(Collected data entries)
□ □ □

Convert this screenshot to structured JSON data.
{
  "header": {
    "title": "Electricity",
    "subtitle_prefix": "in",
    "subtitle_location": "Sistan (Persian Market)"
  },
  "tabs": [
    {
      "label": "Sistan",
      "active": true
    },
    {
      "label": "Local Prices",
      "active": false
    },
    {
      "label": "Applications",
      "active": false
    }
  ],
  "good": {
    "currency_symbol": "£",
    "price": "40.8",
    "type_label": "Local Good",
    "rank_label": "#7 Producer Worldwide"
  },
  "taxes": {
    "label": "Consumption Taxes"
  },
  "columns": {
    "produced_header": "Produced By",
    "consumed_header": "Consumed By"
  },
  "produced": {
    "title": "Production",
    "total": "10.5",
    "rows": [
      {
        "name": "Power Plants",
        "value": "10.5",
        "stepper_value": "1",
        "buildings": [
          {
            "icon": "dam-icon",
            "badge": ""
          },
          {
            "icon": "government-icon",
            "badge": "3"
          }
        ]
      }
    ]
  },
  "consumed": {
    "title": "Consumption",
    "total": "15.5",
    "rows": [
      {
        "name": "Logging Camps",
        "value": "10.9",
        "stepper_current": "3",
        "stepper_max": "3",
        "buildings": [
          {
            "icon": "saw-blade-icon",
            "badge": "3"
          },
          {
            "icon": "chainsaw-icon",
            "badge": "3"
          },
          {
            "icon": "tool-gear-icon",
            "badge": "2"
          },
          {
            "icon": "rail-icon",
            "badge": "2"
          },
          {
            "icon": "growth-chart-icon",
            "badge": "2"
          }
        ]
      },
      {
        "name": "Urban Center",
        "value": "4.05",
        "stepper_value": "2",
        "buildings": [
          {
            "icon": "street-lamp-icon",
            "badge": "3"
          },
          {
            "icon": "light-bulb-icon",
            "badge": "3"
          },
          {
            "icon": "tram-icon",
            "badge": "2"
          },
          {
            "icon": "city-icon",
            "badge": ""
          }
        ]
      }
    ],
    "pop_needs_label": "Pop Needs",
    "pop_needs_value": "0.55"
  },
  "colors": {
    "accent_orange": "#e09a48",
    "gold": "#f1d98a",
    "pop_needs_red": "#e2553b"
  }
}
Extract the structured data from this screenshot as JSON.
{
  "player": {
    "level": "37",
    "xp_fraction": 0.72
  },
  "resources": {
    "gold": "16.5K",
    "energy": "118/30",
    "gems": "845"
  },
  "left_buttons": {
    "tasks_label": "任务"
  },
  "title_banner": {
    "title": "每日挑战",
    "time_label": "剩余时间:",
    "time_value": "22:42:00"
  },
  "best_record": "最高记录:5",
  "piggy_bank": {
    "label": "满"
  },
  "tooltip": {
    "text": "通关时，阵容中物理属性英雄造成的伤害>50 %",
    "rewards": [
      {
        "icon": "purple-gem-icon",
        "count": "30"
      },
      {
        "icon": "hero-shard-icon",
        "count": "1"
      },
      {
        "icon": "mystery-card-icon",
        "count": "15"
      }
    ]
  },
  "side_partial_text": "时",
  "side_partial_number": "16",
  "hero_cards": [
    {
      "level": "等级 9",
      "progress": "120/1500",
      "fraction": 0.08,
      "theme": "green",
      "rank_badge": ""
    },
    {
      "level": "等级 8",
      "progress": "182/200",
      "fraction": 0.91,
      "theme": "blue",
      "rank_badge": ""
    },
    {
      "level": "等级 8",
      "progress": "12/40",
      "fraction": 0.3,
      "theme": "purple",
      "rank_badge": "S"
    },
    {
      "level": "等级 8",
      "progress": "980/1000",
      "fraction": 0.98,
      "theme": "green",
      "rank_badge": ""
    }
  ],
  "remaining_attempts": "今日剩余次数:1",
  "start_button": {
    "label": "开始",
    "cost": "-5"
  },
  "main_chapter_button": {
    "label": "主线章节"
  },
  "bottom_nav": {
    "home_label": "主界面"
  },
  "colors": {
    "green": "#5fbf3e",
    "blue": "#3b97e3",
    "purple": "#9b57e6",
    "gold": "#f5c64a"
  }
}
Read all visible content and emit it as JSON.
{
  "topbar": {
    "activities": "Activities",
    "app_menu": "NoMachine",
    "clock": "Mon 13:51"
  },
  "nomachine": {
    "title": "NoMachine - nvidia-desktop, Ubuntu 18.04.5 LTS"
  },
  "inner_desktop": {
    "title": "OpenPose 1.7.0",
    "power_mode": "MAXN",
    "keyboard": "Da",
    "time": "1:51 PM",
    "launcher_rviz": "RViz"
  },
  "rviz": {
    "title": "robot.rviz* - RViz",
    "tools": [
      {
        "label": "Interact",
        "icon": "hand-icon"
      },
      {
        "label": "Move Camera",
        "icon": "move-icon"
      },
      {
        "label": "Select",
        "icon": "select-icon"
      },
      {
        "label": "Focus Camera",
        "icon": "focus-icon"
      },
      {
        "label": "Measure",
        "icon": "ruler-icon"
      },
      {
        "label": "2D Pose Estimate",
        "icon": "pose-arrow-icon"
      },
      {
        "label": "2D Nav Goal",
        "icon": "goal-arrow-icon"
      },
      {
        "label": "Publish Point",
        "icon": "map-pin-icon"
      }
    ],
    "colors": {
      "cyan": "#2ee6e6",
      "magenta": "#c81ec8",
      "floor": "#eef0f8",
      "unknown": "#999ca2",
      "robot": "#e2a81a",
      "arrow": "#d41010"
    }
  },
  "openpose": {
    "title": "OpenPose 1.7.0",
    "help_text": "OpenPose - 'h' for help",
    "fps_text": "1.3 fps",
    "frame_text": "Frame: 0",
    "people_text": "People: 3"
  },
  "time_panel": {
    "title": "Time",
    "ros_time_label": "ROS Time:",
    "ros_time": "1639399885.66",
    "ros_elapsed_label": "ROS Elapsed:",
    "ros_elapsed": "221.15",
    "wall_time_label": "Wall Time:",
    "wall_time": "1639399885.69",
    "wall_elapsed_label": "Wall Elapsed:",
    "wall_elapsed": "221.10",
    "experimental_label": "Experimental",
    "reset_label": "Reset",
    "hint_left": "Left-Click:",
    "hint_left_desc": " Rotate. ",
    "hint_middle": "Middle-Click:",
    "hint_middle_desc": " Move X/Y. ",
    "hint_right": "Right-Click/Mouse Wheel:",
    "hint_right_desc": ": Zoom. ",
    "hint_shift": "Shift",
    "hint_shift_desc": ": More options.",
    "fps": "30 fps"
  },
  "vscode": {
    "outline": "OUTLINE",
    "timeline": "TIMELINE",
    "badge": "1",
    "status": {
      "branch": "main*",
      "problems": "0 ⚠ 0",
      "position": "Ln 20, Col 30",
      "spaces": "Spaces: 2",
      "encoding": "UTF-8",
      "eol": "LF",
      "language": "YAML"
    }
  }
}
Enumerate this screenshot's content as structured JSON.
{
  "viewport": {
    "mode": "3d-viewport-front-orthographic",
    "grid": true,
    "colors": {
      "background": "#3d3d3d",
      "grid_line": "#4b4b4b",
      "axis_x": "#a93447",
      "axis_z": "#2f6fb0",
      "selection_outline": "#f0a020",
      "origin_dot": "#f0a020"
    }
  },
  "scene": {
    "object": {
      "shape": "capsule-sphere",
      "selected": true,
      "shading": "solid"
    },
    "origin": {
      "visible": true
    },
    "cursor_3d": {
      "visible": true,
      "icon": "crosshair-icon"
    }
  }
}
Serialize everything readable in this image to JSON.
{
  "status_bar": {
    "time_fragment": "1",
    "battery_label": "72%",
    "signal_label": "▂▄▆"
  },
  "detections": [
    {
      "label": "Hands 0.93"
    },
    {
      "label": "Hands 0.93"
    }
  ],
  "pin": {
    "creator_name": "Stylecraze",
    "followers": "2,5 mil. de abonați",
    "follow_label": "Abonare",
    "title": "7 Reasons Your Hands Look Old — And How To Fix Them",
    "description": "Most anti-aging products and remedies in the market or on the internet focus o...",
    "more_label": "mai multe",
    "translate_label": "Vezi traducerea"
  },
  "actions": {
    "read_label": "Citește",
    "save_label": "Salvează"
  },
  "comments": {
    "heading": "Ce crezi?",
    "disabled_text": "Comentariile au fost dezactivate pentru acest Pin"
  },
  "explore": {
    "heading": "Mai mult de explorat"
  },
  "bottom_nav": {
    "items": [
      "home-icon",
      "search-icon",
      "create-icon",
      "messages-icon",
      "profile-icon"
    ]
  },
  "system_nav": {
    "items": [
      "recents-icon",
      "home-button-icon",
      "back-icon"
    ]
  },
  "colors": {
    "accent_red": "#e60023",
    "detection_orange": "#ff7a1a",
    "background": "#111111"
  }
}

□ □ □

### Task goal
Search the lines for the string "Click" and copy every line that has it.

### Output below
    "hint_left": "Left-Click:",
    "hint_middle": "Middle-Click:",
    "hint_right": "Right-Click/Mouse Wheel:",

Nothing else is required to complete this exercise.